▸ DATA SECTION:
·····

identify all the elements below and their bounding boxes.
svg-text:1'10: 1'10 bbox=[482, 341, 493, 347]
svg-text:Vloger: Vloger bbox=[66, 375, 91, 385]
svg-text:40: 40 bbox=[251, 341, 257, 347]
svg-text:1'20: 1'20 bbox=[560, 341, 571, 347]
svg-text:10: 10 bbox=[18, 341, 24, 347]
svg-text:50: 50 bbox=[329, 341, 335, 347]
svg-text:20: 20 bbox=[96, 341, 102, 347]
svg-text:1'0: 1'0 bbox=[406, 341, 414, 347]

·····

▸ TO BE DONE:
Pull out every line of the records that contains the string "text".

▸ EXERCISE SOLUTION:
svg-text:1'10: 1'10 bbox=[482, 341, 493, 347]
svg-text:Vloger: Vloger bbox=[66, 375, 91, 385]
svg-text:40: 40 bbox=[251, 341, 257, 347]
svg-text:1'20: 1'20 bbox=[560, 341, 571, 347]
svg-text:10: 10 bbox=[18, 341, 24, 347]
svg-text:50: 50 bbox=[329, 341, 335, 347]
svg-text:20: 20 bbox=[96, 341, 102, 347]
svg-text:1'0: 1'0 bbox=[406, 341, 414, 347]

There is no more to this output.